# Objective:
Copy every line of the following material word for word, keeping the original order.
######
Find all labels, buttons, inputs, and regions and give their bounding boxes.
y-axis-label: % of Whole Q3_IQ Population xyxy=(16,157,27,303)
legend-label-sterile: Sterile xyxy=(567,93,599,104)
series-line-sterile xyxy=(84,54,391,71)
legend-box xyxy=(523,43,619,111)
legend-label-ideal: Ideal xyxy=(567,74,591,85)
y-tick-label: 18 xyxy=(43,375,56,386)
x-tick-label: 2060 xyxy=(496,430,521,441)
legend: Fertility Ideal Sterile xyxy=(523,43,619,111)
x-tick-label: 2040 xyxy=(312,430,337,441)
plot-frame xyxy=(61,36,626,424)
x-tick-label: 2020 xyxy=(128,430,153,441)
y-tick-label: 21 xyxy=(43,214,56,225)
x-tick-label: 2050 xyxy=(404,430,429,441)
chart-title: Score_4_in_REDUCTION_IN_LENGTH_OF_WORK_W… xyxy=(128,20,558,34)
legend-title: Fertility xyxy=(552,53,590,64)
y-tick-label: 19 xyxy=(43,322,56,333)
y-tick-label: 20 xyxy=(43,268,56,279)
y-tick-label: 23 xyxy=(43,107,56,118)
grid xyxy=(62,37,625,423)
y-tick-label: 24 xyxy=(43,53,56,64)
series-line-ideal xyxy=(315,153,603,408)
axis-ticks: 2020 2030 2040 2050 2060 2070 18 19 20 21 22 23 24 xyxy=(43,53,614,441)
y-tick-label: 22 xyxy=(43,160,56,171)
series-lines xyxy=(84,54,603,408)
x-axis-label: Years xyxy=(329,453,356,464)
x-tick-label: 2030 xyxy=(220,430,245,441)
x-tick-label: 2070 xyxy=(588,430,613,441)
######
# Response below:
Find all labels, buttons, inputs, and regions and give their bounding boxes.
y-axis-label: % of Whole Q3_IQ Population xyxy=(16,157,27,303)
legend-label-sterile: Sterile xyxy=(567,93,599,104)
series-line-sterile xyxy=(84,54,391,71)
legend-box xyxy=(523,43,619,111)
legend-label-ideal: Ideal xyxy=(567,74,591,85)
y-tick-label: 18 xyxy=(43,375,56,386)
x-tick-label: 2060 xyxy=(496,430,521,441)
legend: Fertility Ideal Sterile xyxy=(523,43,619,111)
x-tick-label: 2040 xyxy=(312,430,337,441)
plot-frame xyxy=(61,36,626,424)
x-tick-label: 2020 xyxy=(128,430,153,441)
y-tick-label: 21 xyxy=(43,214,56,225)
x-tick-label: 2050 xyxy=(404,430,429,441)
chart-title: Score_4_in_REDUCTION_IN_LENGTH_OF_WORK_W… xyxy=(128,20,558,34)
legend-title: Fertility xyxy=(552,53,590,64)
y-tick-label: 19 xyxy=(43,322,56,333)
y-tick-label: 20 xyxy=(43,268,56,279)
y-tick-label: 23 xyxy=(43,107,56,118)
grid xyxy=(62,37,625,423)
y-tick-label: 24 xyxy=(43,53,56,64)
series-line-ideal xyxy=(315,153,603,408)
axis-ticks: 2020 2030 2040 2050 2060 2070 18 19 20 21 22 23 24 xyxy=(43,53,614,441)
y-tick-label: 22 xyxy=(43,160,56,171)
series-lines xyxy=(84,54,603,408)
x-axis-label: Years xyxy=(329,453,356,464)
x-tick-label: 2030 xyxy=(220,430,245,441)
x-tick-label: 2070 xyxy=(588,430,613,441)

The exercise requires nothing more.